Go through each line of the records below and count those with the word "this". Give only the count.

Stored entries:
__________________________________________________

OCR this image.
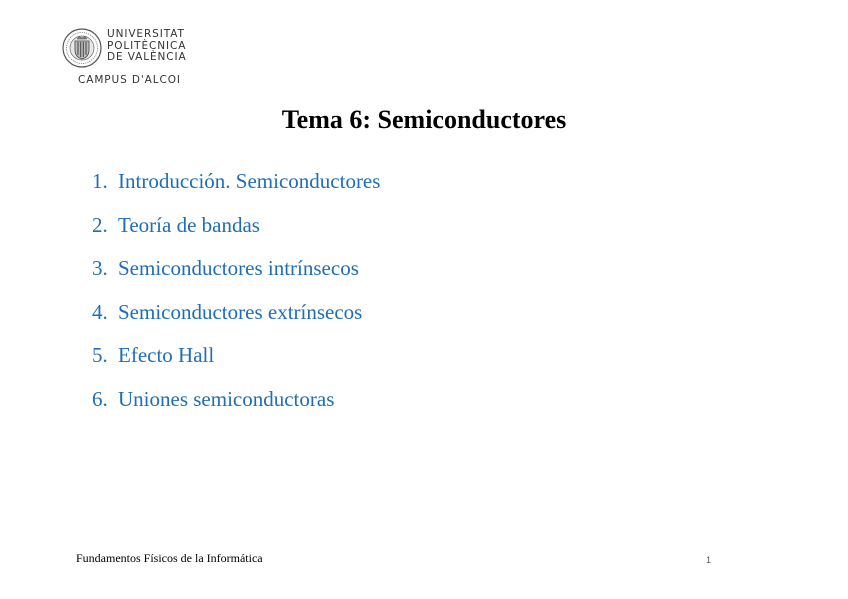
UNIVERSITAT
POLITÈCNICA
DE VALÈNCIA
CAMPUS D'ALCOI
Tema 6: Semiconductores
1. Introducción. Semiconductores
2. Teoría de bandas
3. Semiconductores intrínsecos
4. Semiconductores extrínsecos
5. Efecto Hall
6. Uniones semiconductoras
Fundamentos Físicos de la Informática	1
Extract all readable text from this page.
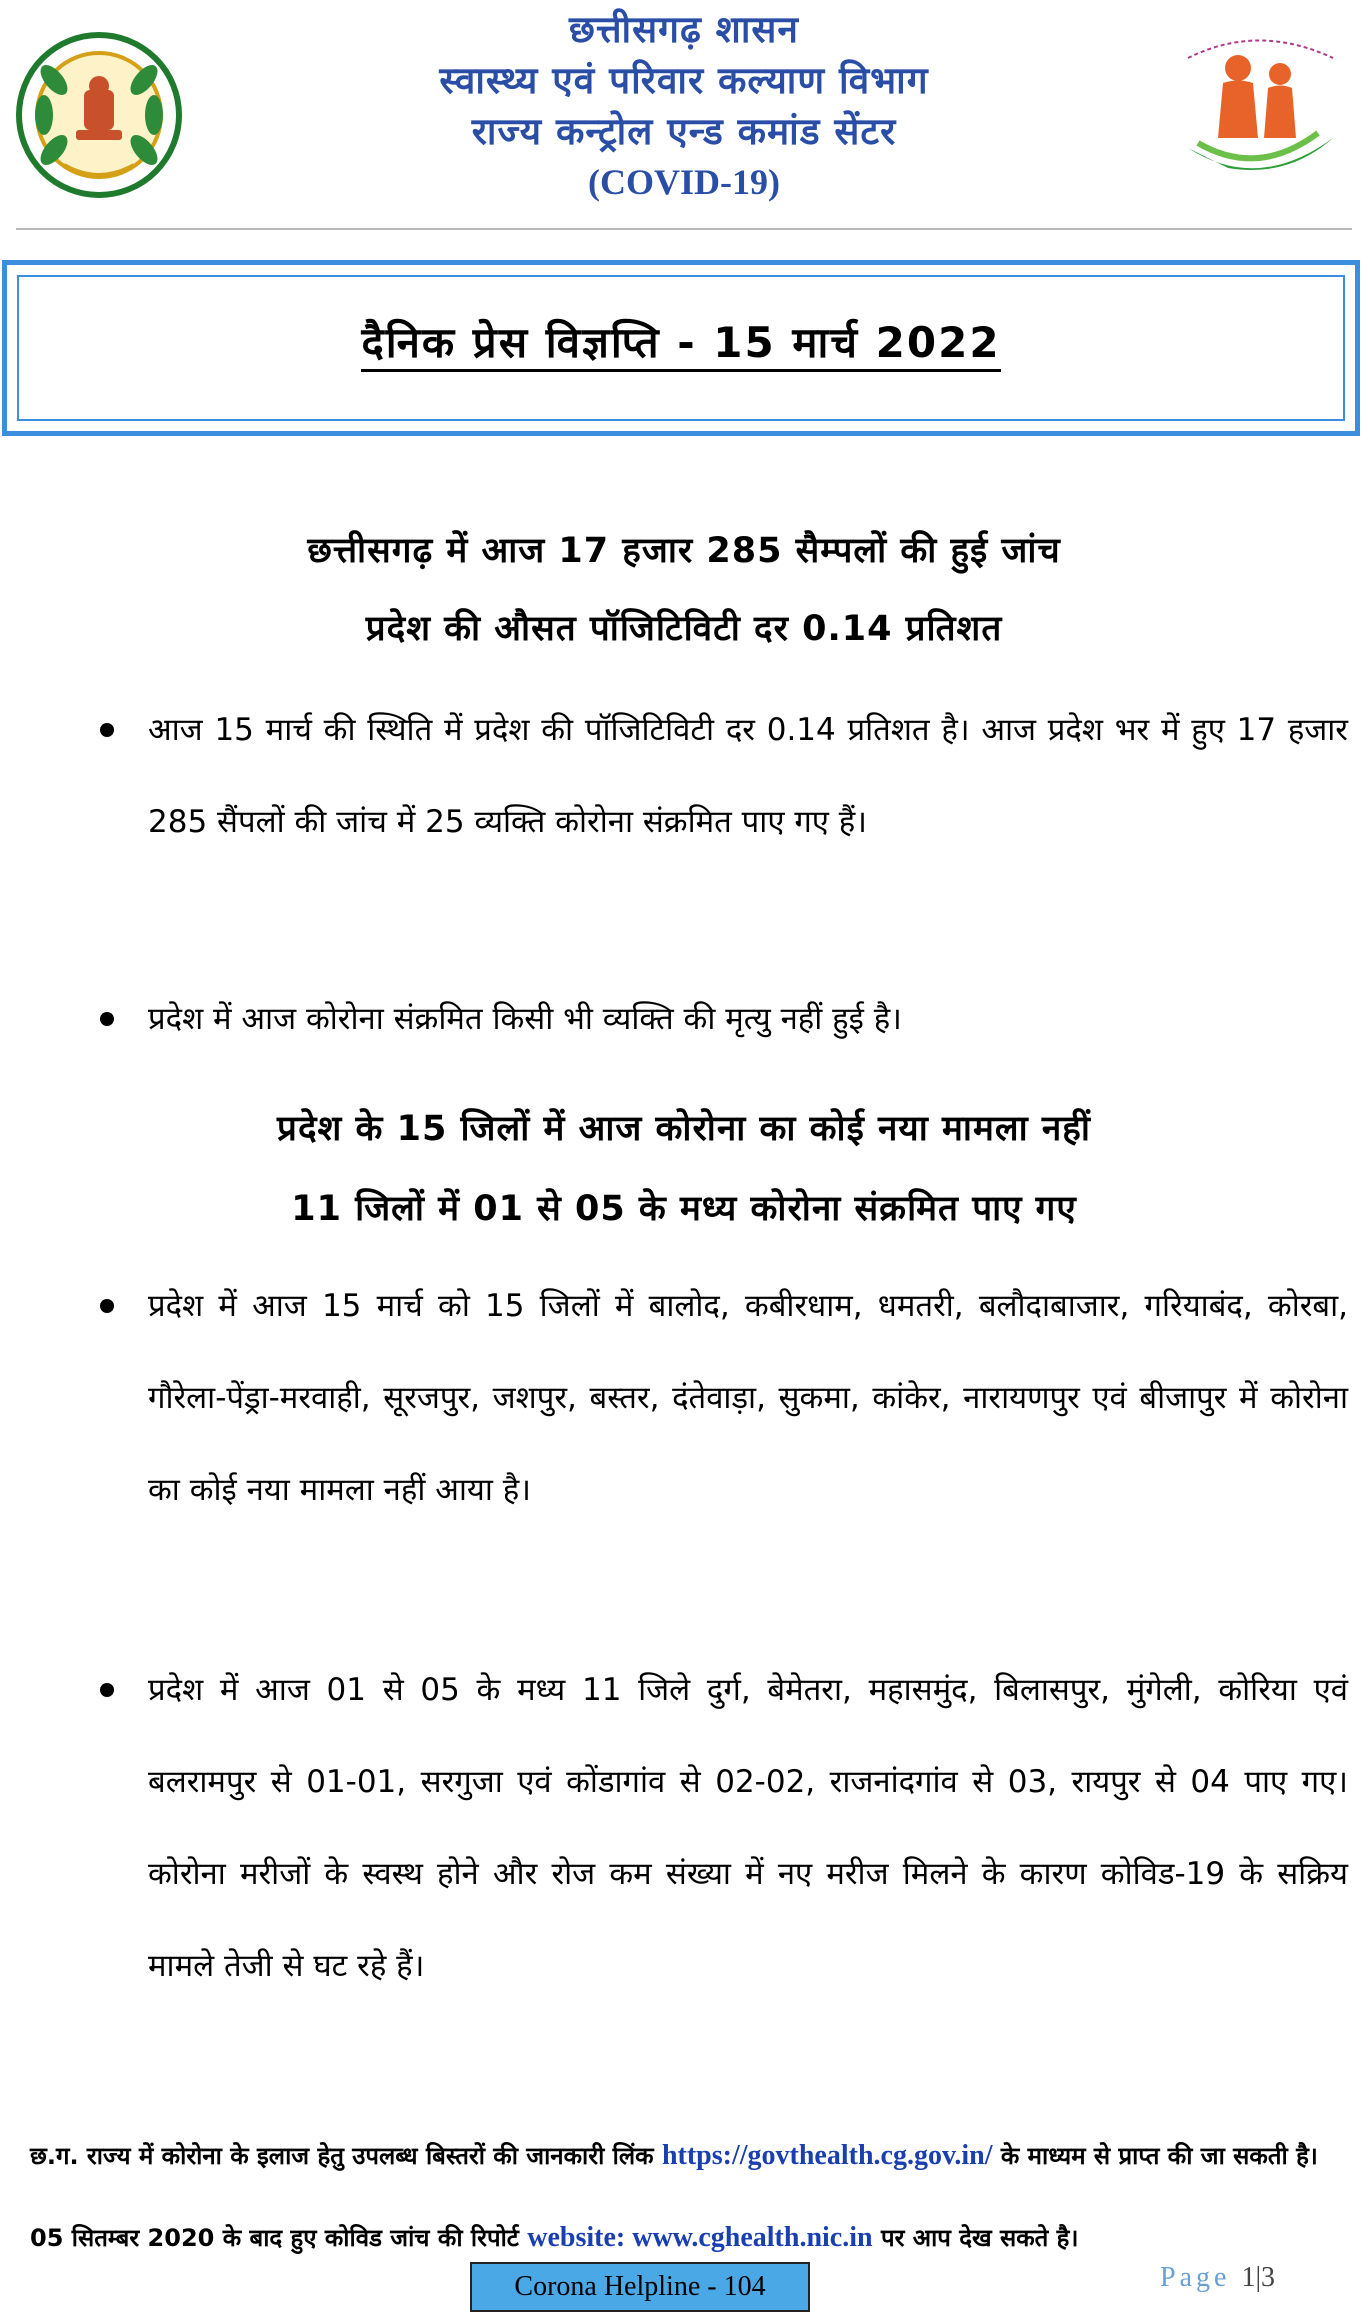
छत्तीसगढ़ शासन
स्वास्थ्य एवं परिवार कल्याण विभाग
राज्य कन्ट्रोल एन्ड कमांड सेंटर
(COVID-19)
दैनिक प्रेस विज्ञप्ति - 15 मार्च 2022
छत्तीसगढ़ में आज 17 हजार 285 सैम्पलों की हुई जांच
प्रदेश की औसत पॉजिटिविटी दर 0.14 प्रतिशत
आज 15 मार्च की स्थिति में प्रदेश की पॉजिटिविटी दर 0.14 प्रतिशत है। आज प्रदेश भर में हुए 17 हजार 285 सैंपलों की जांच में 25 व्यक्ति कोरोना संक्रमित पाए गए हैं।
प्रदेश में आज कोरोना संक्रमित किसी भी व्यक्ति की मृत्यु नहीं हुई है।
प्रदेश के 15 जिलों में आज कोरोना का कोई नया मामला नहीं
11 जिलों में 01 से 05 के मध्य कोरोना संक्रमित पाए गए
प्रदेश में आज 15 मार्च को 15 जिलों में बालोद, कबीरधाम, धमतरी, बलौदाबाजार, गरियाबंद, कोरबा, गौरेला-पेंड्रा-मरवाही, सूरजपुर, जशपुर, बस्तर, दंतेवाड़ा, सुकमा, कांकेर, नारायणपुर एवं बीजापुर में कोरोना का कोई नया मामला नहीं आया है।
प्रदेश में आज 01 से 05 के मध्य 11 जिले दुर्ग, बेमेतरा, महासमुंद, बिलासपुर, मुंगेली, कोरिया एवं बलरामपुर से 01-01, सरगुजा एवं कोंडागांव से 02-02, राजनांदगांव से 03, रायपुर से 04 पाए गए। कोरोना मरीजों के स्वस्थ होने और रोज कम संख्या में नए मरीज मिलने के कारण कोविड-19 के सक्रिय मामले तेजी से घट रहे हैं।
छ.ग. राज्य में कोरोना के इलाज हेतु उपलब्ध बिस्तरों की जानकारी लिंक https://govthealth.cg.gov.in/ के माध्यम से प्राप्त की जा सकती है।
05 सितम्बर 2020 के बाद हुए कोविड जांच की रिपोर्ट website: www.cghealth.nic.in पर आप देख सकते है।
Corona Helpline - 104	Page 1|3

__________________________________________________

Full response »
2